(Stored entries)
════════

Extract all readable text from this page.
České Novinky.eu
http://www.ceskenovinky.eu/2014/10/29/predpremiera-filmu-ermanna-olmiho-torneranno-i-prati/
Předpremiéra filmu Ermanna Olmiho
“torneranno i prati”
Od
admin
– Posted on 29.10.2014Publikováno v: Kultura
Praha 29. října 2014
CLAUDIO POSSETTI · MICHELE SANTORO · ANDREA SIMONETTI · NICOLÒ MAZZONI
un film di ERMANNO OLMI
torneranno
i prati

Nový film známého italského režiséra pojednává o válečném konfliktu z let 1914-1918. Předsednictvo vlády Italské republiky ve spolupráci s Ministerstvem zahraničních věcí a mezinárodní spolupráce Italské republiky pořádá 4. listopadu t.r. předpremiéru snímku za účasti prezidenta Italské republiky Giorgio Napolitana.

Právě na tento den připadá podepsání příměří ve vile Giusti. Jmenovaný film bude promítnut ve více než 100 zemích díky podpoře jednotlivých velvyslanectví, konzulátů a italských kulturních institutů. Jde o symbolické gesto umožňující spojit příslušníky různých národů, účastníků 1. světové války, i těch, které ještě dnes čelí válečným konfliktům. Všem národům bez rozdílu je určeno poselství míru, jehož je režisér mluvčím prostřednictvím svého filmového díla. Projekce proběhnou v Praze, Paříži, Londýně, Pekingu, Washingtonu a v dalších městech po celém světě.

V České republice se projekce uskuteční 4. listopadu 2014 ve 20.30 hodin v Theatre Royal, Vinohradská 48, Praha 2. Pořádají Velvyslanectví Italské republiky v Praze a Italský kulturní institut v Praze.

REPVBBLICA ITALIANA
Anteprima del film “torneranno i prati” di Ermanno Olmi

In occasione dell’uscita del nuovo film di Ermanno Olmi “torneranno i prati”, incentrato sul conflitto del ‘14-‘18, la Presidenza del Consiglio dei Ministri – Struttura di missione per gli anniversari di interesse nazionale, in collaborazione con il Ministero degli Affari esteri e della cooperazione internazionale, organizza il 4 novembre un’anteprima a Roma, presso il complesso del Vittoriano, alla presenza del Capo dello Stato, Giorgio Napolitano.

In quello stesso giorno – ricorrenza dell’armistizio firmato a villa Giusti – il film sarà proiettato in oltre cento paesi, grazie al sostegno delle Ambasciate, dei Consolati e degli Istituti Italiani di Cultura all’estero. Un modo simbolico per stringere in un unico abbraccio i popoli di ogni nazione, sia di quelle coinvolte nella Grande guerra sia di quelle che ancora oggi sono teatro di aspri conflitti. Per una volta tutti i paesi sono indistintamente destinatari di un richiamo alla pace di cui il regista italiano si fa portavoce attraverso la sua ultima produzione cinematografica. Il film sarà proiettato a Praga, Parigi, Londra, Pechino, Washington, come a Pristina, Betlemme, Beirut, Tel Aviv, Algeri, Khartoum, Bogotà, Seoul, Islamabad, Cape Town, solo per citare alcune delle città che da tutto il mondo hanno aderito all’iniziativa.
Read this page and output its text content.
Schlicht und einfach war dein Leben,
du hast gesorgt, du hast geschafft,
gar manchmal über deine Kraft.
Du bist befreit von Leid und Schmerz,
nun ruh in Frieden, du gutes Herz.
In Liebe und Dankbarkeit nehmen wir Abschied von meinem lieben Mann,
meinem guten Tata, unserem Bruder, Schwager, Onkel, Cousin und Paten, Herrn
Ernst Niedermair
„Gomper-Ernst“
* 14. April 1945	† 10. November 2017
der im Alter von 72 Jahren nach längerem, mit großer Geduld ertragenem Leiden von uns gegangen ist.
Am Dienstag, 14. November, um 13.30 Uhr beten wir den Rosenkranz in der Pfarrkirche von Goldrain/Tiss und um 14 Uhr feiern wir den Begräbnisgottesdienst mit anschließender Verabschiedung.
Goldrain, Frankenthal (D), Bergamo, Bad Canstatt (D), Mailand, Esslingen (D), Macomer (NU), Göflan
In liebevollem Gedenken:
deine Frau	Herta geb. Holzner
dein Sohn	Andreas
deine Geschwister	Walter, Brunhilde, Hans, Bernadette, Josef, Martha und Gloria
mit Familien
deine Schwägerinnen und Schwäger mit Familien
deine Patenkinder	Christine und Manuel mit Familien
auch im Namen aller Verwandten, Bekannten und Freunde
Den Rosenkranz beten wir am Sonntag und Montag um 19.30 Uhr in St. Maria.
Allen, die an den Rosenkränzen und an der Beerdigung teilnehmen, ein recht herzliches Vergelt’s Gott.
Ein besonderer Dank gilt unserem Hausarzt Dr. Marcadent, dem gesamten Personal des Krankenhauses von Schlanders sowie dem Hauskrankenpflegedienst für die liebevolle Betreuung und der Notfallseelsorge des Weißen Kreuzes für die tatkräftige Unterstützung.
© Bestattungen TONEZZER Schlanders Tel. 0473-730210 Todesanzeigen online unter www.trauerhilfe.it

════════

== Exercise directions ==
Report how many lines in these entries contain "deine". Answer with the number only.

== Final result ==
5